↓
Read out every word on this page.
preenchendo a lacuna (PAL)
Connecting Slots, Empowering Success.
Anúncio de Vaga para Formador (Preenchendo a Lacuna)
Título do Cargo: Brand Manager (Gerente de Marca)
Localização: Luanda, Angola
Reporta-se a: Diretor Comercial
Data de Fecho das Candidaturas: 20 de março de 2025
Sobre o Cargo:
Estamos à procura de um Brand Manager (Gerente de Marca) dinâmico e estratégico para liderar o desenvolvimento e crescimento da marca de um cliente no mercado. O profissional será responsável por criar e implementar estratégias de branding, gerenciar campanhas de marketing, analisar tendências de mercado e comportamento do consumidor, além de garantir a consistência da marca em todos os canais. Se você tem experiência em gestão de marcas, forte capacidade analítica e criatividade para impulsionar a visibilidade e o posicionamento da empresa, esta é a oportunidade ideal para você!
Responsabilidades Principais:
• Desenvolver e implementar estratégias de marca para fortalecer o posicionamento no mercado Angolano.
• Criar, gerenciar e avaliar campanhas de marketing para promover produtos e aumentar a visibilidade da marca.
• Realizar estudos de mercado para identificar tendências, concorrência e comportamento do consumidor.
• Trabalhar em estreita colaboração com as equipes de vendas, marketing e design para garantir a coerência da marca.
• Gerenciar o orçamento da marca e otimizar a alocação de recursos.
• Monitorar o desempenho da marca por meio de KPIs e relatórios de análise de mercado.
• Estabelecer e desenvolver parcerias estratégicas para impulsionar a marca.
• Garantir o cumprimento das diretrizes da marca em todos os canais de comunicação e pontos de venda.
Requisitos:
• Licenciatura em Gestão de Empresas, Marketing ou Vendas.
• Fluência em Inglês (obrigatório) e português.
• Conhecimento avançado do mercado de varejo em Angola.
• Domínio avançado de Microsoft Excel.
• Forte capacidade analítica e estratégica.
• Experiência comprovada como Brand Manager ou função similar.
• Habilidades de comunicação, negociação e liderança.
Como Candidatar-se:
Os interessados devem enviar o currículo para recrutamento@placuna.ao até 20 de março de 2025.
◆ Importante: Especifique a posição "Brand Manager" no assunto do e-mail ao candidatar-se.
↑
Each line in the material above must be retyped without alteration.

== ANSWER TO THIS TASK ==
Read out every word on this page.
preenchendo a lacuna (PAL)
Connecting Slots, Empowering Success.
Anúncio de Vaga para Formador (Preenchendo a Lacuna)
Título do Cargo: Brand Manager (Gerente de Marca)
Localização: Luanda, Angola
Reporta-se a: Diretor Comercial
Data de Fecho das Candidaturas: 20 de março de 2025
Sobre o Cargo:
Estamos à procura de um Brand Manager (Gerente de Marca) dinâmico e estratégico para liderar o desenvolvimento e crescimento da marca de um cliente no mercado. O profissional será responsável por criar e implementar estratégias de branding, gerenciar campanhas de marketing, analisar tendências de mercado e comportamento do consumidor, além de garantir a consistência da marca em todos os canais. Se você tem experiência em gestão de marcas, forte capacidade analítica e criatividade para impulsionar a visibilidade e o posicionamento da empresa, esta é a oportunidade ideal para você!
Responsabilidades Principais:
• Desenvolver e implementar estratégias de marca para fortalecer o posicionamento no mercado Angolano.
• Criar, gerenciar e avaliar campanhas de marketing para promover produtos e aumentar a visibilidade da marca.
• Realizar estudos de mercado para identificar tendências, concorrência e comportamento do consumidor.
• Trabalhar em estreita colaboração com as equipes de vendas, marketing e design para garantir a coerência da marca.
• Gerenciar o orçamento da marca e otimizar a alocação de recursos.
• Monitorar o desempenho da marca por meio de KPIs e relatórios de análise de mercado.
• Estabelecer e desenvolver parcerias estratégicas para impulsionar a marca.
• Garantir o cumprimento das diretrizes da marca em todos os canais de comunicação e pontos de venda.
Requisitos:
• Licenciatura em Gestão de Empresas, Marketing ou Vendas.
• Fluência em Inglês (obrigatório) e português.
• Conhecimento avançado do mercado de varejo em Angola.
• Domínio avançado de Microsoft Excel.
• Forte capacidade analítica e estratégica.
• Experiência comprovada como Brand Manager ou função similar.
• Habilidades de comunicação, negociação e liderança.
Como Candidatar-se:
Os interessados devem enviar o currículo para recrutamento@placuna.ao até 20 de março de 2025.
◆ Importante: Especifique a posição "Brand Manager" no assunto do e-mail ao candidatar-se.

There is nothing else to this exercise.